(Stored data entries)
----------------------------------------
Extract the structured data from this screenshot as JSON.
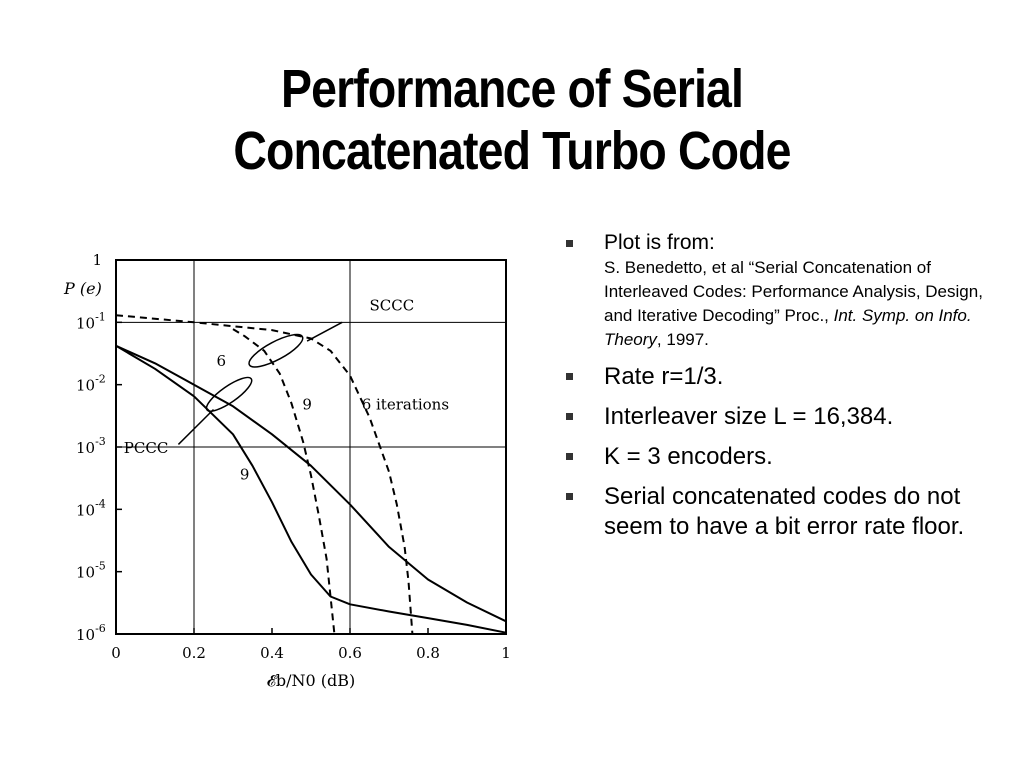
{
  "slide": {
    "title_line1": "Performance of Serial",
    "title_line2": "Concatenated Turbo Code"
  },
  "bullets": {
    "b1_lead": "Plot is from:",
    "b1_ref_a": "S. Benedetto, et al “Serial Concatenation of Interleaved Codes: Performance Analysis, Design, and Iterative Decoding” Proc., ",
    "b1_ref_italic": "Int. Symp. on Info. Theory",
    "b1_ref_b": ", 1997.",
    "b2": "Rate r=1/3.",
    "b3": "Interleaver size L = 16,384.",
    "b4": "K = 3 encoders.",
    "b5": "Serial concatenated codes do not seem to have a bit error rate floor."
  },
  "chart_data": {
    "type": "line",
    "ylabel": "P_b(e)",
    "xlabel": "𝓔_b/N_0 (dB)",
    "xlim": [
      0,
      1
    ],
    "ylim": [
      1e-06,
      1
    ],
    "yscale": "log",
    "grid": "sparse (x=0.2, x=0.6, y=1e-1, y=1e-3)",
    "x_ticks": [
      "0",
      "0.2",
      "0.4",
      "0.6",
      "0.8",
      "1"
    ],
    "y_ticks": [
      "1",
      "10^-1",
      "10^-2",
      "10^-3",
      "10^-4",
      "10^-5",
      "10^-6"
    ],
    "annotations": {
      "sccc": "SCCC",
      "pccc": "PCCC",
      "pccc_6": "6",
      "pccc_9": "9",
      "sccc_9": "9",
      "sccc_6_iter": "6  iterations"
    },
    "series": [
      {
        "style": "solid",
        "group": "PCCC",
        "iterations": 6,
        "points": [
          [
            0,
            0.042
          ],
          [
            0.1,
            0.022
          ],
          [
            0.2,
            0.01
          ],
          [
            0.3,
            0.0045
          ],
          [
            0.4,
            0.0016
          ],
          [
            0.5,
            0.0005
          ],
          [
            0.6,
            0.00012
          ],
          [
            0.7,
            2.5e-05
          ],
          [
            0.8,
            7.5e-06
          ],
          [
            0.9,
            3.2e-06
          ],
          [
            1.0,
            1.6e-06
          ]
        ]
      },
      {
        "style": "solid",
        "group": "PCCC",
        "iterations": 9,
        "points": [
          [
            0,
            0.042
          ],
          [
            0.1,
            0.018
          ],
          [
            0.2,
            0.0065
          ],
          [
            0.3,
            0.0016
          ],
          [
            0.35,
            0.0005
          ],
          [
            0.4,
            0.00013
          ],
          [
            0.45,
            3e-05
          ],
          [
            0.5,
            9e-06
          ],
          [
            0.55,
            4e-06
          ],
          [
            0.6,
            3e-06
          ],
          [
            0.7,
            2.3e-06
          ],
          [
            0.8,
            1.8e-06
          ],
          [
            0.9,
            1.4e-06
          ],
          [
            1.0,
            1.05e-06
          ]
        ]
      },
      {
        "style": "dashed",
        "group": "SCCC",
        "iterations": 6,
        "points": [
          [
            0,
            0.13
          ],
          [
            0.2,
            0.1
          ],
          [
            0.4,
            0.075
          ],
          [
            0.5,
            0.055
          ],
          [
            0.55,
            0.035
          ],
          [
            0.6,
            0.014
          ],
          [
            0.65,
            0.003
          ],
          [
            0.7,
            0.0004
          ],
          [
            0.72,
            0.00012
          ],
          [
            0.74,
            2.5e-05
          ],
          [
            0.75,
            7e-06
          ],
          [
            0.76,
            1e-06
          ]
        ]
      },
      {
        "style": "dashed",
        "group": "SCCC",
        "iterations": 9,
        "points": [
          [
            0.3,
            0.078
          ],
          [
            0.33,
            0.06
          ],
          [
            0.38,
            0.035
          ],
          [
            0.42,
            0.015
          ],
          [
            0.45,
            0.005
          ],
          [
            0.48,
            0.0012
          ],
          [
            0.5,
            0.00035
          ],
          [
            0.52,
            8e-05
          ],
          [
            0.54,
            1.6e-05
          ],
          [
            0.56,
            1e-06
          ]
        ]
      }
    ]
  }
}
----------------------------------------
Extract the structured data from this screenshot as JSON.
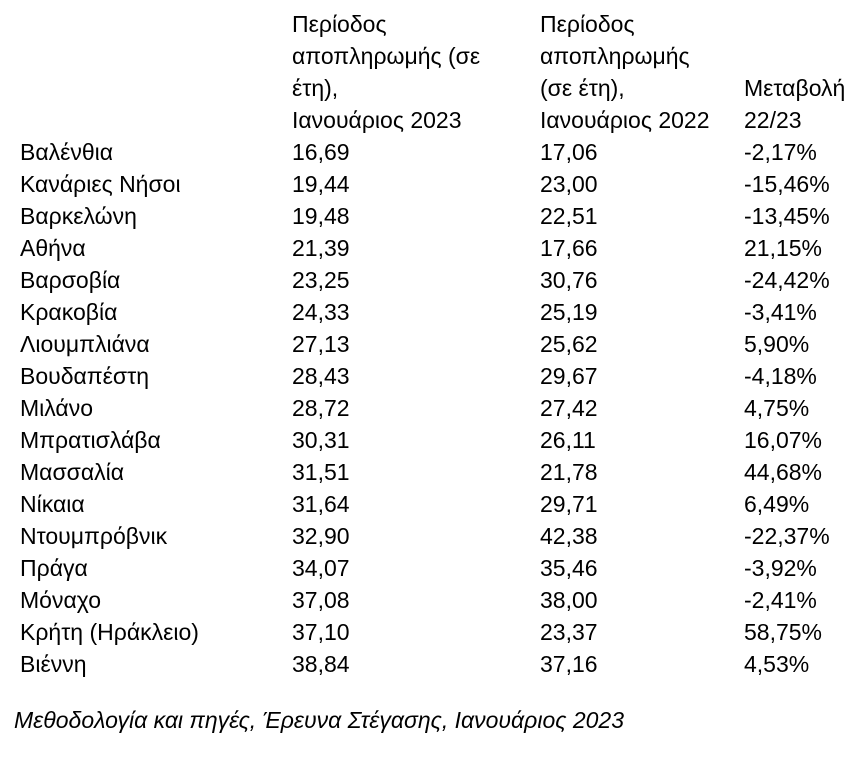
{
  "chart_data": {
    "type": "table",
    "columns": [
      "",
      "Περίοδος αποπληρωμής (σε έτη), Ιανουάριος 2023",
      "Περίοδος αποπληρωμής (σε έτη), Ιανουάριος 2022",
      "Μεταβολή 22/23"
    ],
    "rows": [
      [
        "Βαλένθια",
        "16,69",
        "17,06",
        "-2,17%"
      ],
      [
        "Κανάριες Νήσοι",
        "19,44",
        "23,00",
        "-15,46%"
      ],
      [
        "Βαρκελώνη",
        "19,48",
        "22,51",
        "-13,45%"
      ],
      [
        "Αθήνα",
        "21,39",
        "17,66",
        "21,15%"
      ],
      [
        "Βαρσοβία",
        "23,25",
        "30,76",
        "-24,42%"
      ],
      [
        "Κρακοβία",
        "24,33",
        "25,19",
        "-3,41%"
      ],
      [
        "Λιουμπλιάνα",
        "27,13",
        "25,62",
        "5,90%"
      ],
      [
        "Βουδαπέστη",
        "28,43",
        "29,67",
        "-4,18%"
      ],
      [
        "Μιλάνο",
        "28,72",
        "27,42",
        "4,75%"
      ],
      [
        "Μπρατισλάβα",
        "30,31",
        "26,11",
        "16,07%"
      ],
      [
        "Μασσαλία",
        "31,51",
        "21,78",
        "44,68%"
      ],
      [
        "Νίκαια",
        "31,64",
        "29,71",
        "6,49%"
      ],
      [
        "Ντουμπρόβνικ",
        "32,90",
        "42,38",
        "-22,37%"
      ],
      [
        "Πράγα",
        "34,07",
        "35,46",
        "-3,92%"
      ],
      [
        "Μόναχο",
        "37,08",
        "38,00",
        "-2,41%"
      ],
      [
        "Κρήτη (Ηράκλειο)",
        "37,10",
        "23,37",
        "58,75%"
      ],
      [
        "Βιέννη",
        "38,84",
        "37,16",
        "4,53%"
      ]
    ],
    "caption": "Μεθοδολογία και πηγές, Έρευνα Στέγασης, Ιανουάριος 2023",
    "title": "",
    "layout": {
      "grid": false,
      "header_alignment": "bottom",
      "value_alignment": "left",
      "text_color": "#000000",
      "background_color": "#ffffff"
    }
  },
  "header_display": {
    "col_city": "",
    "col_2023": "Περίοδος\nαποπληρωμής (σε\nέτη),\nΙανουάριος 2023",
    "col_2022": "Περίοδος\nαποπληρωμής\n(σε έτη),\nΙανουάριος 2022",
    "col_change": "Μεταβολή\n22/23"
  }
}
----------------------------------------
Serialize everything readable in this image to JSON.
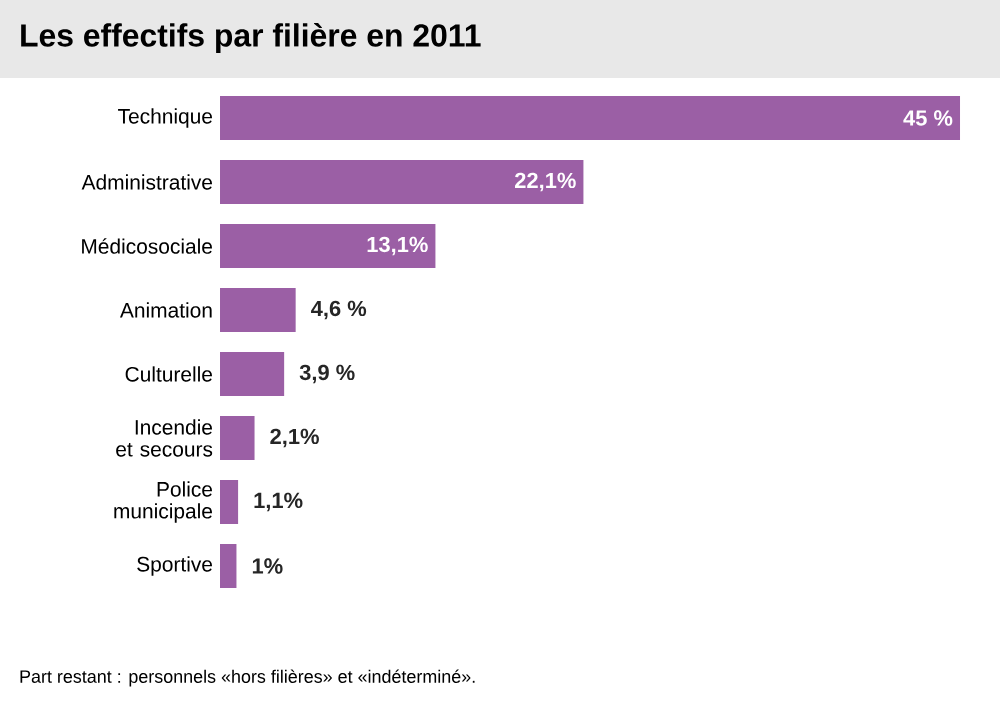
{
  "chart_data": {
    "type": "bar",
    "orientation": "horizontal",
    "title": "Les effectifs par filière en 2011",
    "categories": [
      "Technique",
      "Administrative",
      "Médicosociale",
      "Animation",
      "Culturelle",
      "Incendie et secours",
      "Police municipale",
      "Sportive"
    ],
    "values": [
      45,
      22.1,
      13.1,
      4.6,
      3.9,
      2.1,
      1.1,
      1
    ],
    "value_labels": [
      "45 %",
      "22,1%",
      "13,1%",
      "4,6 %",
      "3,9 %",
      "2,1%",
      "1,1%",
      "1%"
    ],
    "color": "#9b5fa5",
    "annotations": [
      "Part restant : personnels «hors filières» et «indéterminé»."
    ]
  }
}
----------------------------------------
Supply the count of lines in the entries that contain the word "Περίοδος", and nothing besides.

### SOLUTION TO THE PROBLEM
4